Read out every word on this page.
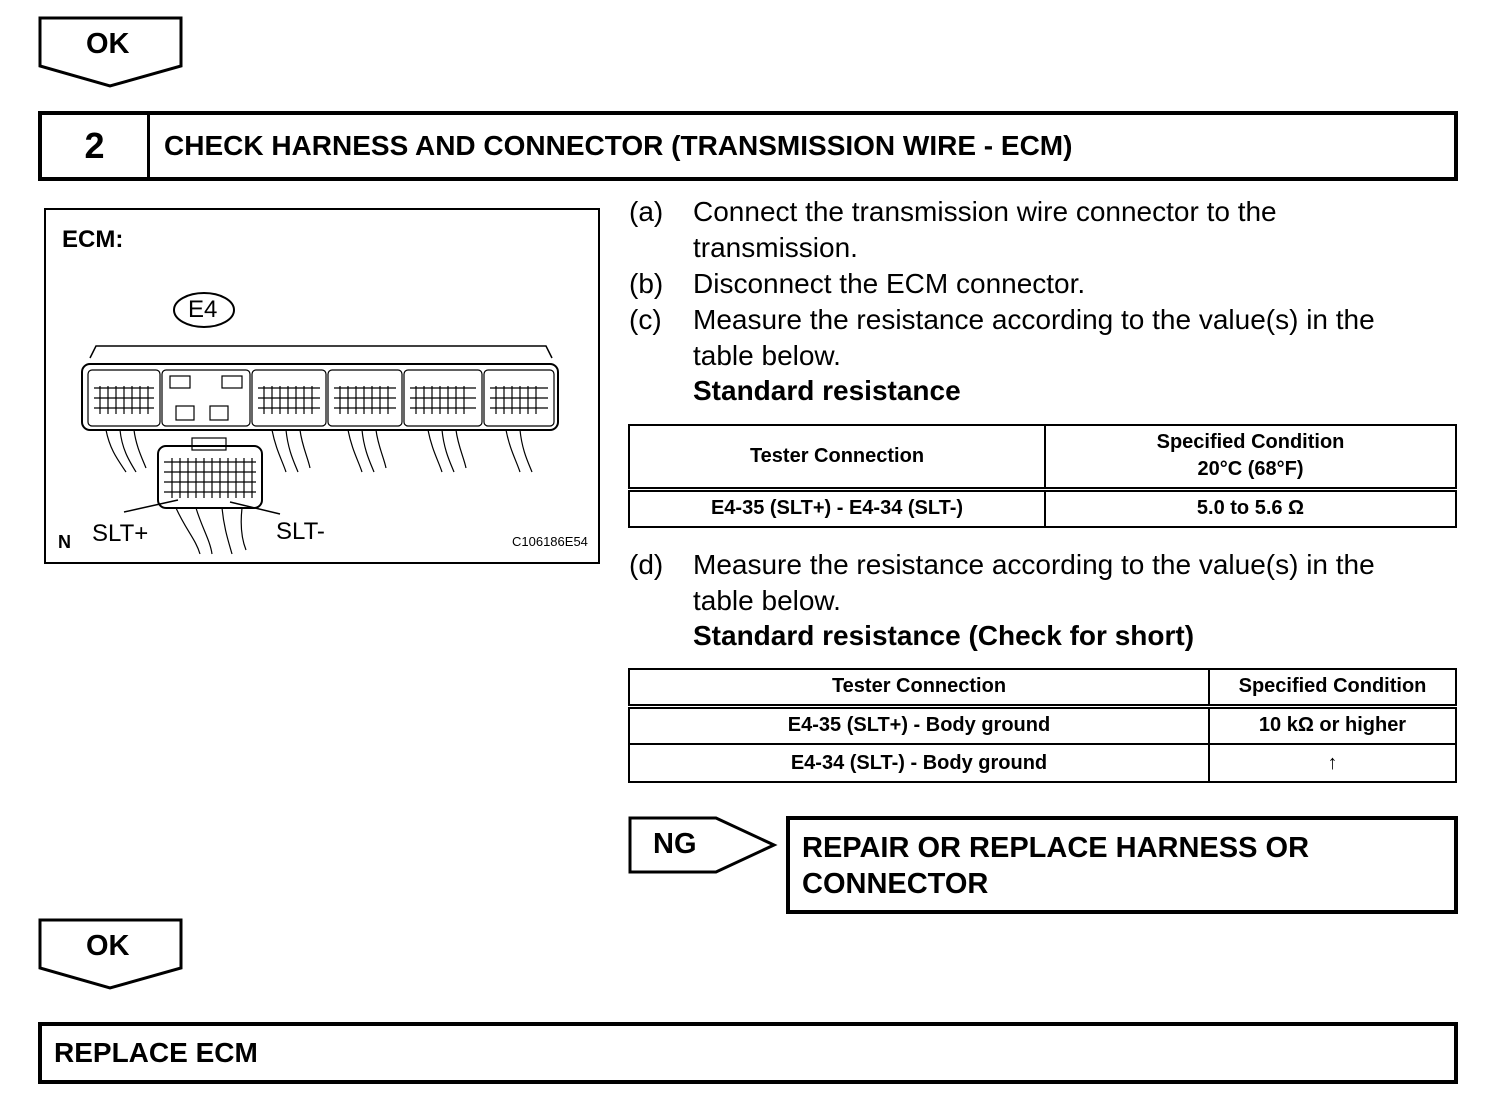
OK
2	CHECK HARNESS AND CONNECTOR (TRANSMISSION WIRE - ECM)
ECM:
E4
SLT+	SLT-
N	C106186E54
(a) Connect the transmission wire connector to the
transmission.
(b) Disconnect the ECM connector.
(c) Measure the resistance according to the value(s) in the
table below.
Standard resistance
Tester Connection	Specified Condition
20°C (68°F)

E4-35 (SLT+) - E4-34 (SLT-)	5.0 to 5.6 Ω
(d) Measure the resistance according to the value(s) in the
table below.
Standard resistance (Check for short)
Tester Connection	Specified Condition
E4-35 (SLT+) - Body ground	10 kΩ or higher
E4-34 (SLT-) - Body ground	↑
NG	REPAIR OR REPLACE HARNESS OR
CONNECTOR
OK
REPLACE ECM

★ ★ ★

What is required:
Write the entries above out in full, exactly, with no images.

Answer to the exercise:
Read out every word on this page.
OK
2	CHECK HARNESS AND CONNECTOR (TRANSMISSION WIRE - ECM)
ECM:
E4
SLT+	SLT-
N	C106186E54
(a) Connect the transmission wire connector to the
transmission.
(b) Disconnect the ECM connector.
(c) Measure the resistance according to the value(s) in the
table below.
Standard resistance
Tester Connection	Specified Condition
20°C (68°F)

E4-35 (SLT+) - E4-34 (SLT-)	5.0 to 5.6 Ω
(d) Measure the resistance according to the value(s) in the
table below.
Standard resistance (Check for short)
Tester Connection	Specified Condition
E4-35 (SLT+) - Body ground	10 kΩ or higher
E4-34 (SLT-) - Body ground	↑
NG	REPAIR OR REPLACE HARNESS OR
CONNECTOR
OK
REPLACE ECM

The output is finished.